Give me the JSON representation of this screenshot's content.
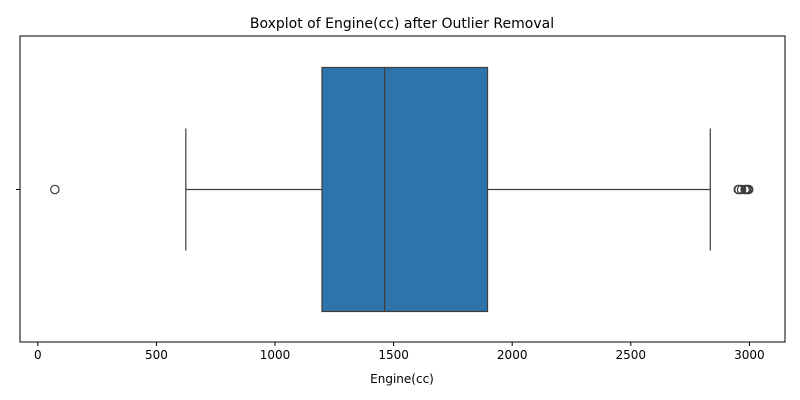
{
  "chart_data": {
    "type": "boxplot",
    "title": "Boxplot of Engine(cc) after Outlier Removal",
    "xlabel": "Engine(cc)",
    "ylabel": "",
    "xlim": [
      -75,
      3150
    ],
    "xticks": [
      0,
      500,
      1000,
      1500,
      2000,
      2500,
      3000
    ],
    "orientation": "horizontal",
    "grid": false,
    "box": {
      "q1": 1198,
      "median": 1462,
      "q3": 1896,
      "whisker_low": 624,
      "whisker_high": 2835,
      "outliers": [
        72,
        2953,
        2956,
        2967,
        2982,
        2987,
        2993,
        2997
      ]
    },
    "colors": {
      "box_fill": "#2f73ab",
      "line": "#3d3d3d",
      "axis": "#000000"
    }
  }
}
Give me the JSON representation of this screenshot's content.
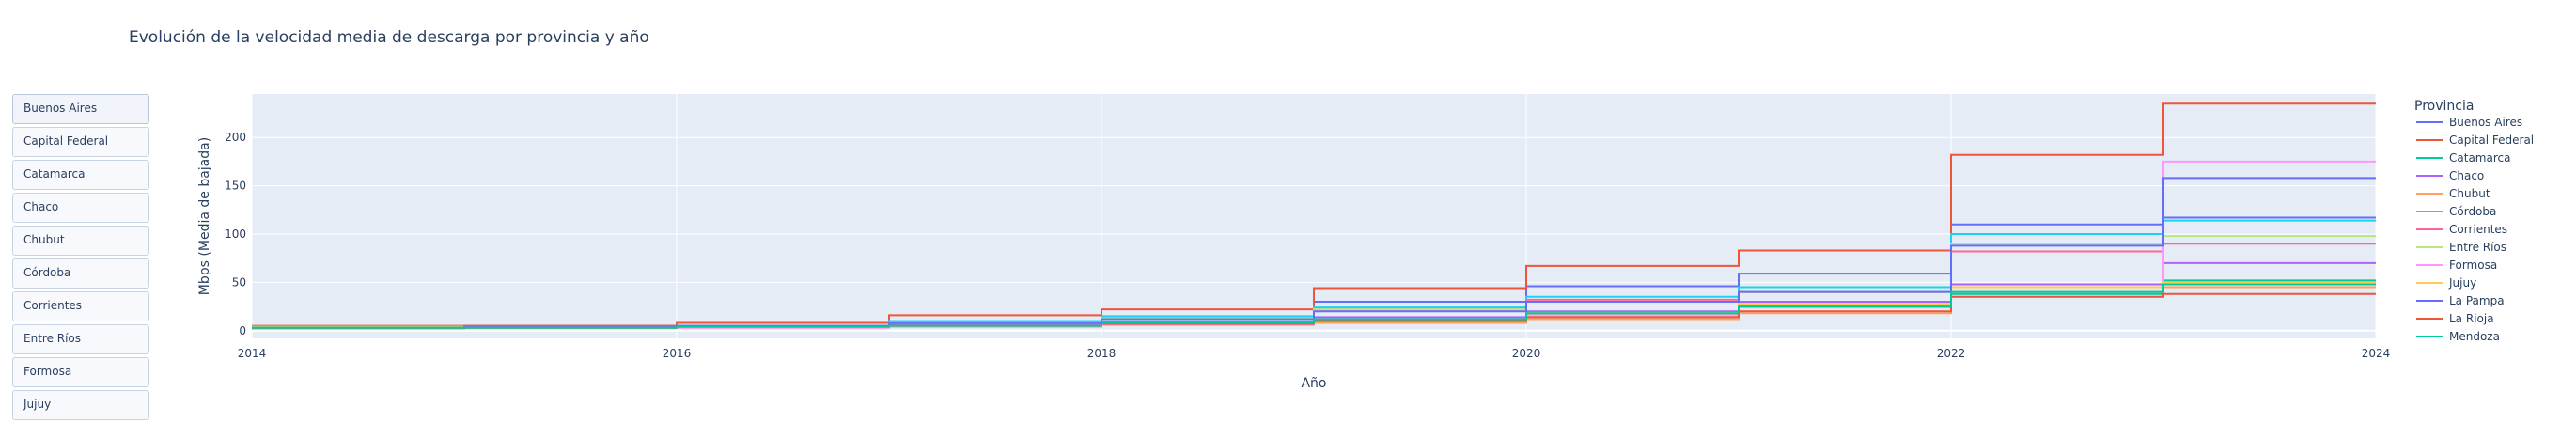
{
  "chart_data": {
    "type": "line",
    "title": "Evolución de la velocidad media de descarga por provincia y año",
    "xlabel": "Año",
    "ylabel": "Mbps (Media de bajada)",
    "xlim": [
      2014,
      2024
    ],
    "ylim": [
      -8,
      245
    ],
    "x_ticks": [
      "2014",
      "2016",
      "2018",
      "2020",
      "2022",
      "2024"
    ],
    "y_ticks": [
      "0",
      "50",
      "100",
      "150",
      "200"
    ],
    "legend_title": "Provincia",
    "legend_position": "right",
    "grid": true,
    "line_shape": "step",
    "x": [
      2014,
      2015,
      2016,
      2017,
      2018,
      2019,
      2020,
      2021,
      2022,
      2023
    ],
    "series": [
      {
        "name": "Buenos Aires",
        "color": "#636efa",
        "values": [
          4,
          5,
          5,
          9,
          14,
          30,
          46,
          59,
          110,
          117
        ]
      },
      {
        "name": "Capital Federal",
        "color": "#EF553B",
        "values": [
          5,
          5,
          8,
          16,
          22,
          44,
          67,
          83,
          182,
          235
        ]
      },
      {
        "name": "Catamarca",
        "color": "#00cc96",
        "values": [
          3,
          4,
          4,
          6,
          8,
          12,
          17,
          25,
          38,
          52
        ]
      },
      {
        "name": "Chaco",
        "color": "#ab63fa",
        "values": [
          3,
          4,
          4,
          6,
          9,
          14,
          20,
          30,
          48,
          70
        ]
      },
      {
        "name": "Chubut",
        "color": "#FFA15A",
        "values": [
          3,
          3,
          3,
          4,
          6,
          8,
          12,
          18,
          35,
          45
        ]
      },
      {
        "name": "Córdoba",
        "color": "#19d3f3",
        "values": [
          4,
          4,
          5,
          10,
          15,
          24,
          35,
          45,
          100,
          114
        ]
      },
      {
        "name": "Corrientes",
        "color": "#FF6692",
        "values": [
          3,
          4,
          4,
          8,
          12,
          22,
          32,
          40,
          82,
          90
        ]
      },
      {
        "name": "Entre Ríos",
        "color": "#B6E880",
        "values": [
          4,
          4,
          5,
          9,
          13,
          22,
          30,
          40,
          90,
          98
        ]
      },
      {
        "name": "Formosa",
        "color": "#FF97FF",
        "values": [
          2,
          3,
          3,
          4,
          6,
          10,
          16,
          24,
          40,
          175
        ]
      },
      {
        "name": "Jujuy",
        "color": "#FECB52",
        "values": [
          3,
          3,
          4,
          5,
          8,
          12,
          18,
          28,
          45,
          50
        ]
      },
      {
        "name": "La Pampa",
        "color": "#636efa",
        "values": [
          3,
          4,
          5,
          8,
          12,
          20,
          30,
          40,
          88,
          158
        ]
      },
      {
        "name": "La Rioja",
        "color": "#EF553B",
        "values": [
          3,
          3,
          4,
          5,
          7,
          10,
          14,
          20,
          35,
          38
        ]
      },
      {
        "name": "Mendoza",
        "color": "#00cc96",
        "values": [
          3,
          3,
          4,
          5,
          8,
          12,
          18,
          25,
          40,
          48
        ]
      }
    ]
  },
  "buttons": [
    "Buenos Aires",
    "Capital Federal",
    "Catamarca",
    "Chaco",
    "Chubut",
    "Córdoba",
    "Corrientes",
    "Entre Ríos",
    "Formosa",
    "Jujuy"
  ]
}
====================
- _The task_
Repeat the records above verbatim, with no pictures in the result.

- _Answer to the problem_
Give me the JSON representation of this screenshot's content.
{
  "chart_data": {
    "type": "boxplot",
    "title": "Boxplot of Engine(cc) after Outlier Removal",
    "xlabel": "Engine(cc)",
    "ylabel": "",
    "xlim": [
      -75,
      3150
    ],
    "xticks": [
      0,
      500,
      1000,
      1500,
      2000,
      2500,
      3000
    ],
    "orientation": "horizontal",
    "grid": false,
    "box": {
      "q1": 1198,
      "median": 1462,
      "q3": 1896,
      "whisker_low": 624,
      "whisker_high": 2835,
      "outliers": [
        72,
        2953,
        2956,
        2967,
        2982,
        2987,
        2993,
        2997
      ]
    },
    "colors": {
      "box_fill": "#2f73ab",
      "line": "#3d3d3d",
      "axis": "#000000"
    }
  }
}
Give me the JSON representation of this screenshot's content.
{
  "chart_data": {
    "type": "line",
    "title": "Evolución de la velocidad media de descarga por provincia y año",
    "xlabel": "Año",
    "ylabel": "Mbps (Media de bajada)",
    "xlim": [
      2014,
      2024
    ],
    "ylim": [
      -8,
      245
    ],
    "x_ticks": [
      "2014",
      "2016",
      "2018",
      "2020",
      "2022",
      "2024"
    ],
    "y_ticks": [
      "0",
      "50",
      "100",
      "150",
      "200"
    ],
    "legend_title": "Provincia",
    "legend_position": "right",
    "grid": true,
    "line_shape": "step",
    "x": [
      2014,
      2015,
      2016,
      2017,
      2018,
      2019,
      2020,
      2021,
      2022,
      2023
    ],
    "series": [
      {
        "name": "Buenos Aires",
        "color": "#636efa",
        "values": [
          4,
          5,
          5,
          9,
          14,
          30,
          46,
          59,
          110,
          117
        ]
      },
      {
        "name": "Capital Federal",
        "color": "#EF553B",
        "values": [
          5,
          5,
          8,
          16,
          22,
          44,
          67,
          83,
          182,
          235
        ]
      },
      {
        "name": "Catamarca",
        "color": "#00cc96",
        "values": [
          3,
          4,
          4,
          6,
          8,
          12,
          17,
          25,
          38,
          52
        ]
      },
      {
        "name": "Chaco",
        "color": "#ab63fa",
        "values": [
          3,
          4,
          4,
          6,
          9,
          14,
          20,
          30,
          48,
          70
        ]
      },
      {
        "name": "Chubut",
        "color": "#FFA15A",
        "values": [
          3,
          3,
          3,
          4,
          6,
          8,
          12,
          18,
          35,
          45
        ]
      },
      {
        "name": "Córdoba",
        "color": "#19d3f3",
        "values": [
          4,
          4,
          5,
          10,
          15,
          24,
          35,
          45,
          100,
          114
        ]
      },
      {
        "name": "Corrientes",
        "color": "#FF6692",
        "values": [
          3,
          4,
          4,
          8,
          12,
          22,
          32,
          40,
          82,
          90
        ]
      },
      {
        "name": "Entre Ríos",
        "color": "#B6E880",
        "values": [
          4,
          4,
          5,
          9,
          13,
          22,
          30,
          40,
          90,
          98
        ]
      },
      {
        "name": "Formosa",
        "color": "#FF97FF",
        "values": [
          2,
          3,
          3,
          4,
          6,
          10,
          16,
          24,
          40,
          175
        ]
      },
      {
        "name": "Jujuy",
        "color": "#FECB52",
        "values": [
          3,
          3,
          4,
          5,
          8,
          12,
          18,
          28,
          45,
          50
        ]
      },
      {
        "name": "La Pampa",
        "color": "#636efa",
        "values": [
          3,
          4,
          5,
          8,
          12,
          20,
          30,
          40,
          88,
          158
        ]
      },
      {
        "name": "La Rioja",
        "color": "#EF553B",
        "values": [
          3,
          3,
          4,
          5,
          7,
          10,
          14,
          20,
          35,
          38
        ]
      },
      {
        "name": "Mendoza",
        "color": "#00cc96",
        "values": [
          3,
          3,
          4,
          5,
          8,
          12,
          18,
          25,
          40,
          48
        ]
      }
    ]
  },
  "buttons": [
    "Buenos Aires",
    "Capital Federal",
    "Catamarca",
    "Chaco",
    "Chubut",
    "Córdoba",
    "Corrientes",
    "Entre Ríos",
    "Formosa",
    "Jujuy"
  ]
}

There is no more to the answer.